-- Provided data start --
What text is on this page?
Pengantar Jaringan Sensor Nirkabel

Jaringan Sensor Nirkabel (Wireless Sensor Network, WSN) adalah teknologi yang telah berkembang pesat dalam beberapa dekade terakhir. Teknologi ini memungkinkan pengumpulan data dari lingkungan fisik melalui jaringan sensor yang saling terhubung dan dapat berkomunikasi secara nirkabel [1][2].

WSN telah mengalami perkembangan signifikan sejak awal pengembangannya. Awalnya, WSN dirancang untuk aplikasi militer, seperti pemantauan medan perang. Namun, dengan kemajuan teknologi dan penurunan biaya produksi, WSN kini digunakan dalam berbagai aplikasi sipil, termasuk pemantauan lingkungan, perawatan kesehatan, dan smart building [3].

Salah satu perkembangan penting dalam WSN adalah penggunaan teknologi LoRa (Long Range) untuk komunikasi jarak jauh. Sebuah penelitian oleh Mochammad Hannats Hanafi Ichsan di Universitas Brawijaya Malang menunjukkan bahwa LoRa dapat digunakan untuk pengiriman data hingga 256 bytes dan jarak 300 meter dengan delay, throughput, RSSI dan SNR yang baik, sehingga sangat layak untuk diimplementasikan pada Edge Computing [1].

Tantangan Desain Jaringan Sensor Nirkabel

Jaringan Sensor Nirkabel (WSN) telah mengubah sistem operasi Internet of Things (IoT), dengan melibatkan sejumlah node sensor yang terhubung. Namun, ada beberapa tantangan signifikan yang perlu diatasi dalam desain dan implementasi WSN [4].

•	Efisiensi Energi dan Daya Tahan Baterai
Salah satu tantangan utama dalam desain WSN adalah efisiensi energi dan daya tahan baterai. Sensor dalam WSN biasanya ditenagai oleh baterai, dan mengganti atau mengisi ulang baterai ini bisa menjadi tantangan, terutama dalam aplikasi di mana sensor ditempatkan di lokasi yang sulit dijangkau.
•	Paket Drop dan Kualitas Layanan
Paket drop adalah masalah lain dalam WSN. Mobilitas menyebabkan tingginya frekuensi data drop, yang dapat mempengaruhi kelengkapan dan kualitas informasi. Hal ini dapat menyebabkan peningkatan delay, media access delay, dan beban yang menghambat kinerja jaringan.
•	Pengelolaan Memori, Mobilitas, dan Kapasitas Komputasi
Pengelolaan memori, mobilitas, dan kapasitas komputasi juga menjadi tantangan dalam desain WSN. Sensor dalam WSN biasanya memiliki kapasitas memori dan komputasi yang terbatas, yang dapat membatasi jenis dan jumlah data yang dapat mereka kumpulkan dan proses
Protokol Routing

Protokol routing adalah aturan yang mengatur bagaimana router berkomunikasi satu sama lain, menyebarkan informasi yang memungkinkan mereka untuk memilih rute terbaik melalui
-- Provided data end --
**Exercise**
In the listing, find each line with the string "Pengelolaan" and copy it.

**Exercise solution**
•	Pengelolaan Memori, Mobilitas, dan Kapasitas Komputasi
Pengelolaan memori, mobilitas, dan kapasitas komputasi juga menjadi tantangan dalam desain WSN. Sensor dalam WSN biasanya memiliki kapasitas memori dan komputasi yang terbatas, yang dapat membatasi jenis dan jumlah data yang dapat mereka kumpulkan dan proses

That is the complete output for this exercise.